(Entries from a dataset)
=-=-=
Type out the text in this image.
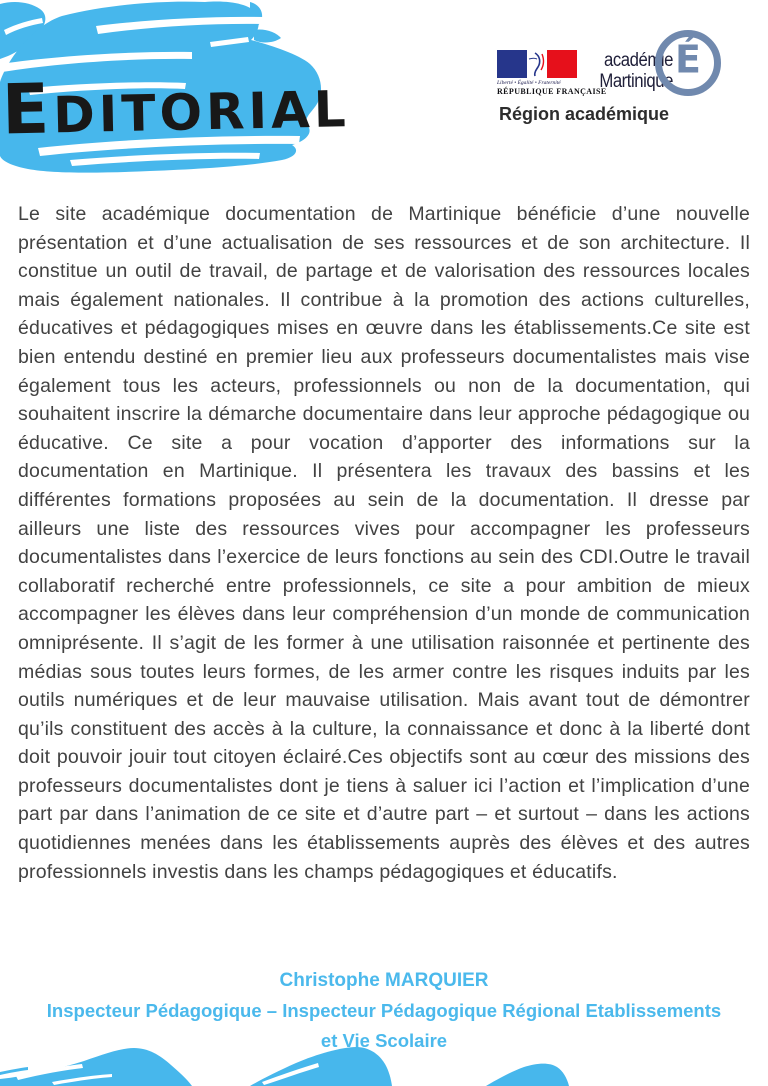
EDITORIAL	Liberté • Égalité • Fraternité
RÉPUBLIQUE FRANÇAISE
académie
Martinique
É
Région académique
Le site académique documentation de Martinique bénéficie d’une nouvelle présentation et d’une actualisation de ses ressources et de son architecture. Il constitue un outil de travail, de partage et de valorisation des ressources locales mais également nationales. Il contribue à la promotion des actions culturelles, éducatives et pédagogiques mises en œuvre dans les établissements.Ce site est bien entendu destiné en premier lieu aux professeurs documentalistes mais vise également tous les acteurs, professionnels ou non de la documentation, qui souhaitent inscrire la démarche documentaire dans leur approche pédagogique ou éducative. Ce site a pour vocation d’apporter des informations sur la documentation en Martinique. Il présentera les travaux des bassins et les différentes formations proposées au sein de la documentation. Il dresse par ailleurs une liste des ressources vives pour accompagner les professeurs documentalistes dans l’exercice de leurs fonctions au sein des CDI.Outre le travail collaboratif recherché entre professionnels, ce site a pour ambition de mieux accompagner les élèves dans leur compréhension d’un monde de communication omniprésente. Il s’agit de les former à une utilisation raisonnée et pertinente des médias sous toutes leurs formes, de les armer contre les risques induits par les outils numériques et de leur mauvaise utilisation. Mais avant tout de démontrer qu’ils constituent des accès à la culture, la connaissance et donc à la liberté dont doit pouvoir jouir tout citoyen éclairé.Ces objectifs sont au cœur des missions des professeurs documentalistes dont je tiens à saluer ici l’action et l’implication d’une part par dans l’animation de ce site et d’autre part – et surtout – dans les actions quotidiennes menées dans les établissements auprès des élèves et des autres professionnels investis dans les champs pédagogiques et éducatifs.
Christophe MARQUIER
Inspecteur Pédagogique – Inspecteur Pédagogique Régional Etablissements
et Vie Scolaire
=-=-=
Exercise aim: Go through the material above and count the lines that contain "Martinique"; answer with the number alone.

Written solution: 2